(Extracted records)
▽
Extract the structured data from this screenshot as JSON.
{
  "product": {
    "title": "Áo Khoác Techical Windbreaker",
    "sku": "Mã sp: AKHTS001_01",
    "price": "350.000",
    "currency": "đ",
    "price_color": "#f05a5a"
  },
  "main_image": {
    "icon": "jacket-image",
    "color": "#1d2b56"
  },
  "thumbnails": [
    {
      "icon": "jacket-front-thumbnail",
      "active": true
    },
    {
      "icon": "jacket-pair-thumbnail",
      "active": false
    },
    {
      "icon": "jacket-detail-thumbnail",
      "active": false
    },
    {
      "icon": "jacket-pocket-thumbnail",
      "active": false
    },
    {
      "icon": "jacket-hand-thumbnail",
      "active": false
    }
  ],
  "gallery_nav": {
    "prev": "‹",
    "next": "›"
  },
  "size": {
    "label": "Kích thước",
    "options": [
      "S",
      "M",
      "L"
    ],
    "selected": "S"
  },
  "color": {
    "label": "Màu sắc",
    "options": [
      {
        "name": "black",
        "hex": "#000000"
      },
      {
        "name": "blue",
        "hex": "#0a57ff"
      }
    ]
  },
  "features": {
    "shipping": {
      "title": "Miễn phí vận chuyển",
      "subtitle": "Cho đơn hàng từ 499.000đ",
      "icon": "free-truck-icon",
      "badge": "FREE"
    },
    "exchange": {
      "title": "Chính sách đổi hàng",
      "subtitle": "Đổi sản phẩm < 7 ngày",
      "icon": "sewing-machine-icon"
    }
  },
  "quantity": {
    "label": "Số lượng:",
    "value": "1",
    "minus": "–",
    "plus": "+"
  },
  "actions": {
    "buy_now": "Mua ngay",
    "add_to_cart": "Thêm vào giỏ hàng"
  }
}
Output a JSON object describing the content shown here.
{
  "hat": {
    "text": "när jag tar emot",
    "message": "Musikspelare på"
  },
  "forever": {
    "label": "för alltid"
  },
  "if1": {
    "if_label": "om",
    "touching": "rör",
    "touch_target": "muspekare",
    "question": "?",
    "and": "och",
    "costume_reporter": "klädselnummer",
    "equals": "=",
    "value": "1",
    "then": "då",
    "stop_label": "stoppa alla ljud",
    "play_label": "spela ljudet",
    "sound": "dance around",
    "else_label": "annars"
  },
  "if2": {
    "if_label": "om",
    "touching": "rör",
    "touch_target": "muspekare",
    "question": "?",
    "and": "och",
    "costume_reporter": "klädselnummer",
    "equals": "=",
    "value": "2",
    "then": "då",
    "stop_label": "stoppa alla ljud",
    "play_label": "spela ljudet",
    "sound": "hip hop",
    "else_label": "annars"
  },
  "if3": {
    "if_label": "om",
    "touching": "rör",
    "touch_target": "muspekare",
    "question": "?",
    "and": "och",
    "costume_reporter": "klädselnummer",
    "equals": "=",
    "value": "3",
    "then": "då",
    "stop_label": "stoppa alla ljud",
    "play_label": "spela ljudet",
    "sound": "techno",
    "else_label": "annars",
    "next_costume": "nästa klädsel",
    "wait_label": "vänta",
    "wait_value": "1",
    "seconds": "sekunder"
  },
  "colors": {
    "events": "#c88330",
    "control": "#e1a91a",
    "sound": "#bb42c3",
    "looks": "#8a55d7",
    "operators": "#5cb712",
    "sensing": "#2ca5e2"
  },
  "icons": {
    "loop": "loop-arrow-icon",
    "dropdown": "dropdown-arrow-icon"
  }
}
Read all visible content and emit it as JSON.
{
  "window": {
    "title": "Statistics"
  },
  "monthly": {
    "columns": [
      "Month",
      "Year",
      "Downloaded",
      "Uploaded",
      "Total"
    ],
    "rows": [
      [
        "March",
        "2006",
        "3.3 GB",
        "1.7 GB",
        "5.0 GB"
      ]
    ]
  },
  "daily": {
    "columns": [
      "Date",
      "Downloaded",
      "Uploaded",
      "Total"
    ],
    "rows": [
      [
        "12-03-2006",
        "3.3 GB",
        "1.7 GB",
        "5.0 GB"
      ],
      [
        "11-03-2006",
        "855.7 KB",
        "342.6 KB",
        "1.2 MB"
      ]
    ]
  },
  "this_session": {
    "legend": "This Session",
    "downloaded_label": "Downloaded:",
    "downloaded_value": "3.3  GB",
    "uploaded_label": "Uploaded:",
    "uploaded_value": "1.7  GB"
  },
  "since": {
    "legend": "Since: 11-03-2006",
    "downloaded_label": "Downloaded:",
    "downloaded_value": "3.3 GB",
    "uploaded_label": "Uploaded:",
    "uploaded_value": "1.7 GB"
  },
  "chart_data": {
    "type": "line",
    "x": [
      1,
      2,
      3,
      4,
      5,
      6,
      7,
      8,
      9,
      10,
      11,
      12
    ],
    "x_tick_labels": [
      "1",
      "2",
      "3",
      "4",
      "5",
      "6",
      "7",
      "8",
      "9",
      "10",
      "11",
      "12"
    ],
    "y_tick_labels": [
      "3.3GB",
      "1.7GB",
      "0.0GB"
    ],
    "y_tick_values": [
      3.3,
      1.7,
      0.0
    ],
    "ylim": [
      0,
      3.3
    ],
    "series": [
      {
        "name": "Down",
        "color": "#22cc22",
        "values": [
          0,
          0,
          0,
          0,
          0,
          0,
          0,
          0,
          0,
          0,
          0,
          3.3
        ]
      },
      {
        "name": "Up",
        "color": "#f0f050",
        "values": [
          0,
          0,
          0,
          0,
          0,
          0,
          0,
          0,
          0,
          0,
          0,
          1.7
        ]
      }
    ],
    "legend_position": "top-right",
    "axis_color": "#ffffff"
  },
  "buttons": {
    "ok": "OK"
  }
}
△
Exercise brief: Extract each record, keeping it identical to the original.

Answer to the problem:
Extract the structured data from this screenshot as JSON.
{
  "product": {
    "title": "Áo Khoác Techical Windbreaker",
    "sku": "Mã sp: AKHTS001_01",
    "price": "350.000",
    "currency": "đ",
    "price_color": "#f05a5a"
  },
  "main_image": {
    "icon": "jacket-image",
    "color": "#1d2b56"
  },
  "thumbnails": [
    {
      "icon": "jacket-front-thumbnail",
      "active": true
    },
    {
      "icon": "jacket-pair-thumbnail",
      "active": false
    },
    {
      "icon": "jacket-detail-thumbnail",
      "active": false
    },
    {
      "icon": "jacket-pocket-thumbnail",
      "active": false
    },
    {
      "icon": "jacket-hand-thumbnail",
      "active": false
    }
  ],
  "gallery_nav": {
    "prev": "‹",
    "next": "›"
  },
  "size": {
    "label": "Kích thước",
    "options": [
      "S",
      "M",
      "L"
    ],
    "selected": "S"
  },
  "color": {
    "label": "Màu sắc",
    "options": [
      {
        "name": "black",
        "hex": "#000000"
      },
      {
        "name": "blue",
        "hex": "#0a57ff"
      }
    ]
  },
  "features": {
    "shipping": {
      "title": "Miễn phí vận chuyển",
      "subtitle": "Cho đơn hàng từ 499.000đ",
      "icon": "free-truck-icon",
      "badge": "FREE"
    },
    "exchange": {
      "title": "Chính sách đổi hàng",
      "subtitle": "Đổi sản phẩm < 7 ngày",
      "icon": "sewing-machine-icon"
    }
  },
  "quantity": {
    "label": "Số lượng:",
    "value": "1",
    "minus": "–",
    "plus": "+"
  },
  "actions": {
    "buy_now": "Mua ngay",
    "add_to_cart": "Thêm vào giỏ hàng"
  }
}
Output a JSON object describing the content shown here.
{
  "hat": {
    "text": "när jag tar emot",
    "message": "Musikspelare på"
  },
  "forever": {
    "label": "för alltid"
  },
  "if1": {
    "if_label": "om",
    "touching": "rör",
    "touch_target": "muspekare",
    "question": "?",
    "and": "och",
    "costume_reporter": "klädselnummer",
    "equals": "=",
    "value": "1",
    "then": "då",
    "stop_label": "stoppa alla ljud",
    "play_label": "spela ljudet",
    "sound": "dance around",
    "else_label": "annars"
  },
  "if2": {
    "if_label": "om",
    "touching": "rör",
    "touch_target": "muspekare",
    "question": "?",
    "and": "och",
    "costume_reporter": "klädselnummer",
    "equals": "=",
    "value": "2",
    "then": "då",
    "stop_label": "stoppa alla ljud",
    "play_label": "spela ljudet",
    "sound": "hip hop",
    "else_label": "annars"
  },
  "if3": {
    "if_label": "om",
    "touching": "rör",
    "touch_target": "muspekare",
    "question": "?",
    "and": "och",
    "costume_reporter": "klädselnummer",
    "equals": "=",
    "value": "3",
    "then": "då",
    "stop_label": "stoppa alla ljud",
    "play_label": "spela ljudet",
    "sound": "techno",
    "else_label": "annars",
    "next_costume": "nästa klädsel",
    "wait_label": "vänta",
    "wait_value": "1",
    "seconds": "sekunder"
  },
  "colors": {
    "events": "#c88330",
    "control": "#e1a91a",
    "sound": "#bb42c3",
    "looks": "#8a55d7",
    "operators": "#5cb712",
    "sensing": "#2ca5e2"
  },
  "icons": {
    "loop": "loop-arrow-icon",
    "dropdown": "dropdown-arrow-icon"
  }
}
Read all visible content and emit it as JSON.
{
  "window": {
    "title": "Statistics"
  },
  "monthly": {
    "columns": [
      "Month",
      "Year",
      "Downloaded",
      "Uploaded",
      "Total"
    ],
    "rows": [
      [
        "March",
        "2006",
        "3.3 GB",
        "1.7 GB",
        "5.0 GB"
      ]
    ]
  },
  "daily": {
    "columns": [
      "Date",
      "Downloaded",
      "Uploaded",
      "Total"
    ],
    "rows": [
      [
        "12-03-2006",
        "3.3 GB",
        "1.7 GB",
        "5.0 GB"
      ],
      [
        "11-03-2006",
        "855.7 KB",
        "342.6 KB",
        "1.2 MB"
      ]
    ]
  },
  "this_session": {
    "legend": "This Session",
    "downloaded_label": "Downloaded:",
    "downloaded_value": "3.3  GB",
    "uploaded_label": "Uploaded:",
    "uploaded_value": "1.7  GB"
  },
  "since": {
    "legend": "Since: 11-03-2006",
    "downloaded_label": "Downloaded:",
    "downloaded_value": "3.3 GB",
    "uploaded_label": "Uploaded:",
    "uploaded_value": "1.7 GB"
  },
  "chart_data": {
    "type": "line",
    "x": [
      1,
      2,
      3,
      4,
      5,
      6,
      7,
      8,
      9,
      10,
      11,
      12
    ],
    "x_tick_labels": [
      "1",
      "2",
      "3",
      "4",
      "5",
      "6",
      "7",
      "8",
      "9",
      "10",
      "11",
      "12"
    ],
    "y_tick_labels": [
      "3.3GB",
      "1.7GB",
      "0.0GB"
    ],
    "y_tick_values": [
      3.3,
      1.7,
      0.0
    ],
    "ylim": [
      0,
      3.3
    ],
    "series": [
      {
        "name": "Down",
        "color": "#22cc22",
        "values": [
          0,
          0,
          0,
          0,
          0,
          0,
          0,
          0,
          0,
          0,
          0,
          3.3
        ]
      },
      {
        "name": "Up",
        "color": "#f0f050",
        "values": [
          0,
          0,
          0,
          0,
          0,
          0,
          0,
          0,
          0,
          0,
          0,
          1.7
        ]
      }
    ],
    "legend_position": "top-right",
    "axis_color": "#ffffff"
  },
  "buttons": {
    "ok": "OK"
  }
}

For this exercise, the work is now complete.